§ Task instructions: Reproduce every entry in the listing without alteration.

Dataset rows:
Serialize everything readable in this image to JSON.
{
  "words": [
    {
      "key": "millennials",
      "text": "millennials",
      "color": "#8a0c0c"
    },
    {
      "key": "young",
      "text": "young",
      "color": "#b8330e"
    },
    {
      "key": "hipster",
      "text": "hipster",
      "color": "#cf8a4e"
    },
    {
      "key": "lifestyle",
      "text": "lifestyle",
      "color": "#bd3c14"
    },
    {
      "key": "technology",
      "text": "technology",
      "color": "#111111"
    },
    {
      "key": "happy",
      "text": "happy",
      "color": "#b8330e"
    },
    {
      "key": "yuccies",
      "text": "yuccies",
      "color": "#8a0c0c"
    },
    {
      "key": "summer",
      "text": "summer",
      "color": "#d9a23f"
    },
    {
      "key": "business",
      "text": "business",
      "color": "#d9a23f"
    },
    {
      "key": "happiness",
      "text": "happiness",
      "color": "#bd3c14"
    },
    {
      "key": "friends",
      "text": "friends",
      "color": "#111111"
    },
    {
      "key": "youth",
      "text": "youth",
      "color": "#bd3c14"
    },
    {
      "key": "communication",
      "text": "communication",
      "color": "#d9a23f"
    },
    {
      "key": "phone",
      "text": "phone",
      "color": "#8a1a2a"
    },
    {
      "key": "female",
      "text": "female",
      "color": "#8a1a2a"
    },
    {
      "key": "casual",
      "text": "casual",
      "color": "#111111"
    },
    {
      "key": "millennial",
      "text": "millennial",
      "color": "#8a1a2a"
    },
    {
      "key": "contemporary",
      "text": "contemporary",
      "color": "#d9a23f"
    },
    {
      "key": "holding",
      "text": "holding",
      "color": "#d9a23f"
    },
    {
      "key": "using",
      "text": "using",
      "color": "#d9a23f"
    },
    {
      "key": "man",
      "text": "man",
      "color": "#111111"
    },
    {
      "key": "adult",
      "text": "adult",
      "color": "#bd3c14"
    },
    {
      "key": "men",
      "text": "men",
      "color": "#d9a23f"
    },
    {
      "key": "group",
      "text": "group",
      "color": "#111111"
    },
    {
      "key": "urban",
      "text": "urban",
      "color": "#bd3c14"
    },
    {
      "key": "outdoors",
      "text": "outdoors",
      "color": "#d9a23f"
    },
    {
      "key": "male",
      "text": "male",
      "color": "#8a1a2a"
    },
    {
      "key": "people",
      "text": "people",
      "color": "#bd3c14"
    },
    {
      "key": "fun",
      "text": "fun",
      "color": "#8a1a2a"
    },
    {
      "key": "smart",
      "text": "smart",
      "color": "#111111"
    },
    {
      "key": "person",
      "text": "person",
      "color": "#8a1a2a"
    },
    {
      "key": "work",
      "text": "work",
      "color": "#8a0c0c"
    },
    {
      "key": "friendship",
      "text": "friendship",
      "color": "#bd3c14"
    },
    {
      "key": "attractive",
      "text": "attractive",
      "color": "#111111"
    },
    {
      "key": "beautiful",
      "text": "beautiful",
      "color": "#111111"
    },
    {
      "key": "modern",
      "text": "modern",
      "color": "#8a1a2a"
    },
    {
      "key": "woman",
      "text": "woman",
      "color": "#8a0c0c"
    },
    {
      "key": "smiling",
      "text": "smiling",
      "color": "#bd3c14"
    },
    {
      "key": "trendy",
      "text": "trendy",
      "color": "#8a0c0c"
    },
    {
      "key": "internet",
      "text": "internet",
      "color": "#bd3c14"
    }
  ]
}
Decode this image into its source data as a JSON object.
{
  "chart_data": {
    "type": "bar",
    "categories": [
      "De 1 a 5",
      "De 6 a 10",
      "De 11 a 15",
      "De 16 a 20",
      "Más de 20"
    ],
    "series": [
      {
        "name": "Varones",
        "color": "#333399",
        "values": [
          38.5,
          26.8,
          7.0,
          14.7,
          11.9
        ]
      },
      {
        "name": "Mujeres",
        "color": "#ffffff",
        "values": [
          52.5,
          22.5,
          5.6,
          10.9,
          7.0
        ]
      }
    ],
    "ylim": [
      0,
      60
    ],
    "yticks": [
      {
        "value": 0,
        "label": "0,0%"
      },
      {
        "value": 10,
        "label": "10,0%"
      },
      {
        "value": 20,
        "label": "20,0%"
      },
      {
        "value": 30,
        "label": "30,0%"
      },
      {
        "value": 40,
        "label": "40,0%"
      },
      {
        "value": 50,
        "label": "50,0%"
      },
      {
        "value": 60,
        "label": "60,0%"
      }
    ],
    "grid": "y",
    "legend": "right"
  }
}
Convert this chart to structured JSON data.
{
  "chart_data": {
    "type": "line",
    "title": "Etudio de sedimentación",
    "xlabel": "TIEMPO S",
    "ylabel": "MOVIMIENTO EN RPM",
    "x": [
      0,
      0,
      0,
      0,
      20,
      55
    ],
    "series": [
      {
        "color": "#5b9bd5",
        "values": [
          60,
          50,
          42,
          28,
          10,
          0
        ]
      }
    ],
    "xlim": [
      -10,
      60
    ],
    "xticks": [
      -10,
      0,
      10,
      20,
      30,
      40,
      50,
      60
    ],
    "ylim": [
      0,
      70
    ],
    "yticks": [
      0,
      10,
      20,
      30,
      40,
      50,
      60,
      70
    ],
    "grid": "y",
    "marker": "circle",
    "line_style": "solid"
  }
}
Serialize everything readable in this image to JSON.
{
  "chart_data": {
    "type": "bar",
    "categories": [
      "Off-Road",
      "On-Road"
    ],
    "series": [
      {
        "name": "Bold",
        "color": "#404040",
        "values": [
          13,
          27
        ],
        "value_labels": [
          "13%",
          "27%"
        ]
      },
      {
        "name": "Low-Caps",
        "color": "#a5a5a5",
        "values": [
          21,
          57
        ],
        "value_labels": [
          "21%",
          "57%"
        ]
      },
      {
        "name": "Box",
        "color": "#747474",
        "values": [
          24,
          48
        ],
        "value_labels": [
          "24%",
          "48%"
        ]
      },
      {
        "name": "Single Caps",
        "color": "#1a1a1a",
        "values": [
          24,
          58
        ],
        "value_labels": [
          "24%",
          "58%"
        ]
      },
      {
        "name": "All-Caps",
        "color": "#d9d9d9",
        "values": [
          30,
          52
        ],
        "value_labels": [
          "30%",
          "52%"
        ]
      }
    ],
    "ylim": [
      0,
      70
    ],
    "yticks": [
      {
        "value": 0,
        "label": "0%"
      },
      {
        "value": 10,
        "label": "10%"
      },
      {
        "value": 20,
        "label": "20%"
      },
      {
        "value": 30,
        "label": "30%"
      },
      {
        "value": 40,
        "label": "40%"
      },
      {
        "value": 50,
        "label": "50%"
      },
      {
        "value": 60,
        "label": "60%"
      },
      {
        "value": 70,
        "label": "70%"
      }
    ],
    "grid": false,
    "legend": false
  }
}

§ Worked answer:
Serialize everything readable in this image to JSON.
{
  "words": [
    {
      "key": "millennials",
      "text": "millennials",
      "color": "#8a0c0c"
    },
    {
      "key": "young",
      "text": "young",
      "color": "#b8330e"
    },
    {
      "key": "hipster",
      "text": "hipster",
      "color": "#cf8a4e"
    },
    {
      "key": "lifestyle",
      "text": "lifestyle",
      "color": "#bd3c14"
    },
    {
      "key": "technology",
      "text": "technology",
      "color": "#111111"
    },
    {
      "key": "happy",
      "text": "happy",
      "color": "#b8330e"
    },
    {
      "key": "yuccies",
      "text": "yuccies",
      "color": "#8a0c0c"
    },
    {
      "key": "summer",
      "text": "summer",
      "color": "#d9a23f"
    },
    {
      "key": "business",
      "text": "business",
      "color": "#d9a23f"
    },
    {
      "key": "happiness",
      "text": "happiness",
      "color": "#bd3c14"
    },
    {
      "key": "friends",
      "text": "friends",
      "color": "#111111"
    },
    {
      "key": "youth",
      "text": "youth",
      "color": "#bd3c14"
    },
    {
      "key": "communication",
      "text": "communication",
      "color": "#d9a23f"
    },
    {
      "key": "phone",
      "text": "phone",
      "color": "#8a1a2a"
    },
    {
      "key": "female",
      "text": "female",
      "color": "#8a1a2a"
    },
    {
      "key": "casual",
      "text": "casual",
      "color": "#111111"
    },
    {
      "key": "millennial",
      "text": "millennial",
      "color": "#8a1a2a"
    },
    {
      "key": "contemporary",
      "text": "contemporary",
      "color": "#d9a23f"
    },
    {
      "key": "holding",
      "text": "holding",
      "color": "#d9a23f"
    },
    {
      "key": "using",
      "text": "using",
      "color": "#d9a23f"
    },
    {
      "key": "man",
      "text": "man",
      "color": "#111111"
    },
    {
      "key": "adult",
      "text": "adult",
      "color": "#bd3c14"
    },
    {
      "key": "men",
      "text": "men",
      "color": "#d9a23f"
    },
    {
      "key": "group",
      "text": "group",
      "color": "#111111"
    },
    {
      "key": "urban",
      "text": "urban",
      "color": "#bd3c14"
    },
    {
      "key": "outdoors",
      "text": "outdoors",
      "color": "#d9a23f"
    },
    {
      "key": "male",
      "text": "male",
      "color": "#8a1a2a"
    },
    {
      "key": "people",
      "text": "people",
      "color": "#bd3c14"
    },
    {
      "key": "fun",
      "text": "fun",
      "color": "#8a1a2a"
    },
    {
      "key": "smart",
      "text": "smart",
      "color": "#111111"
    },
    {
      "key": "person",
      "text": "person",
      "color": "#8a1a2a"
    },
    {
      "key": "work",
      "text": "work",
      "color": "#8a0c0c"
    },
    {
      "key": "friendship",
      "text": "friendship",
      "color": "#bd3c14"
    },
    {
      "key": "attractive",
      "text": "attractive",
      "color": "#111111"
    },
    {
      "key": "beautiful",
      "text": "beautiful",
      "color": "#111111"
    },
    {
      "key": "modern",
      "text": "modern",
      "color": "#8a1a2a"
    },
    {
      "key": "woman",
      "text": "woman",
      "color": "#8a0c0c"
    },
    {
      "key": "smiling",
      "text": "smiling",
      "color": "#bd3c14"
    },
    {
      "key": "trendy",
      "text": "trendy",
      "color": "#8a0c0c"
    },
    {
      "key": "internet",
      "text": "internet",
      "color": "#bd3c14"
    }
  ]
}
Decode this image into its source data as a JSON object.
{
  "chart_data": {
    "type": "bar",
    "categories": [
      "De 1 a 5",
      "De 6 a 10",
      "De 11 a 15",
      "De 16 a 20",
      "Más de 20"
    ],
    "series": [
      {
        "name": "Varones",
        "color": "#333399",
        "values": [
          38.5,
          26.8,
          7.0,
          14.7,
          11.9
        ]
      },
      {
        "name": "Mujeres",
        "color": "#ffffff",
        "values": [
          52.5,
          22.5,
          5.6,
          10.9,
          7.0
        ]
      }
    ],
    "ylim": [
      0,
      60
    ],
    "yticks": [
      {
        "value": 0,
        "label": "0,0%"
      },
      {
        "value": 10,
        "label": "10,0%"
      },
      {
        "value": 20,
        "label": "20,0%"
      },
      {
        "value": 30,
        "label": "30,0%"
      },
      {
        "value": 40,
        "label": "40,0%"
      },
      {
        "value": 50,
        "label": "50,0%"
      },
      {
        "value": 60,
        "label": "60,0%"
      }
    ],
    "grid": "y",
    "legend": "right"
  }
}
Convert this chart to structured JSON data.
{
  "chart_data": {
    "type": "line",
    "title": "Etudio de sedimentación",
    "xlabel": "TIEMPO S",
    "ylabel": "MOVIMIENTO EN RPM",
    "x": [
      0,
      0,
      0,
      0,
      20,
      55
    ],
    "series": [
      {
        "color": "#5b9bd5",
        "values": [
          60,
          50,
          42,
          28,
          10,
          0
        ]
      }
    ],
    "xlim": [
      -10,
      60
    ],
    "xticks": [
      -10,
      0,
      10,
      20,
      30,
      40,
      50,
      60
    ],
    "ylim": [
      0,
      70
    ],
    "yticks": [
      0,
      10,
      20,
      30,
      40,
      50,
      60,
      70
    ],
    "grid": "y",
    "marker": "circle",
    "line_style": "solid"
  }
}
Serialize everything readable in this image to JSON.
{
  "chart_data": {
    "type": "bar",
    "categories": [
      "Off-Road",
      "On-Road"
    ],
    "series": [
      {
        "name": "Bold",
        "color": "#404040",
        "values": [
          13,
          27
        ],
        "value_labels": [
          "13%",
          "27%"
        ]
      },
      {
        "name": "Low-Caps",
        "color": "#a5a5a5",
        "values": [
          21,
          57
        ],
        "value_labels": [
          "21%",
          "57%"
        ]
      },
      {
        "name": "Box",
        "color": "#747474",
        "values": [
          24,
          48
        ],
        "value_labels": [
          "24%",
          "48%"
        ]
      },
      {
        "name": "Single Caps",
        "color": "#1a1a1a",
        "values": [
          24,
          58
        ],
        "value_labels": [
          "24%",
          "58%"
        ]
      },
      {
        "name": "All-Caps",
        "color": "#d9d9d9",
        "values": [
          30,
          52
        ],
        "value_labels": [
          "30%",
          "52%"
        ]
      }
    ],
    "ylim": [
      0,
      70
    ],
    "yticks": [
      {
        "value": 0,
        "label": "0%"
      },
      {
        "value": 10,
        "label": "10%"
      },
      {
        "value": 20,
        "label": "20%"
      },
      {
        "value": 30,
        "label": "30%"
      },
      {
        "value": 40,
        "label": "40%"
      },
      {
        "value": 50,
        "label": "50%"
      },
      {
        "value": 60,
        "label": "60%"
      },
      {
        "value": 70,
        "label": "70%"
      }
    ],
    "grid": false,
    "legend": false
  }
}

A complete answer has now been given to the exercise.